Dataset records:

# # # #

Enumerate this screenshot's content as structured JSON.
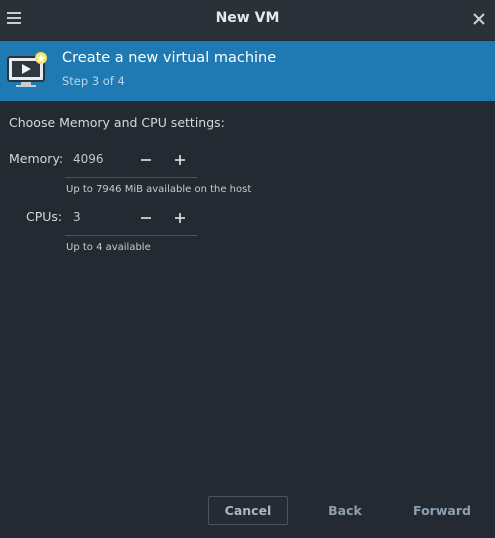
{
  "window": {
    "title": "New VM",
    "menu_icon": "hamburger-menu-icon",
    "close_icon": "close-icon"
  },
  "banner": {
    "title": "Create a new virtual machine",
    "step": "Step 3 of 4",
    "icon": "virtual-machine-icon"
  },
  "settings": {
    "heading": "Choose Memory and CPU settings:",
    "memory": {
      "label": "Memory:",
      "value": "4096",
      "hint": "Up to 7946 MiB available on the host"
    },
    "cpus": {
      "label": "CPUs:",
      "value": "3",
      "hint": "Up to 4 available"
    }
  },
  "footer": {
    "cancel": "Cancel",
    "back": "Back",
    "forward": "Forward"
  },
  "colors": {
    "background": "#232a31",
    "banner": "#1f7ab3",
    "accent_star": "#f5e663"
  }
}
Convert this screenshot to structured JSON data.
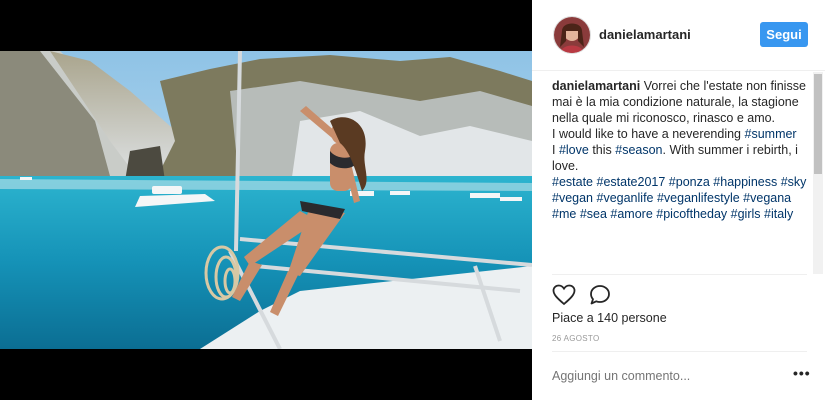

# # # #

Quote the records in their entirety, keeping the wording exact and excluding pictures.

### ANSWER TO THE EXERCISE
Enumerate this screenshot's content as structured JSON.
{
  "window": {
    "title": "New VM",
    "menu_icon": "hamburger-menu-icon",
    "close_icon": "close-icon"
  },
  "banner": {
    "title": "Create a new virtual machine",
    "step": "Step 3 of 4",
    "icon": "virtual-machine-icon"
  },
  "settings": {
    "heading": "Choose Memory and CPU settings:",
    "memory": {
      "label": "Memory:",
      "value": "4096",
      "hint": "Up to 7946 MiB available on the host"
    },
    "cpus": {
      "label": "CPUs:",
      "value": "3",
      "hint": "Up to 4 available"
    }
  },
  "footer": {
    "cancel": "Cancel",
    "back": "Back",
    "forward": "Forward"
  },
  "colors": {
    "background": "#232a31",
    "banner": "#1f7ab3",
    "accent_star": "#f5e663"
  }
}
Convert this screenshot to structured JSON data.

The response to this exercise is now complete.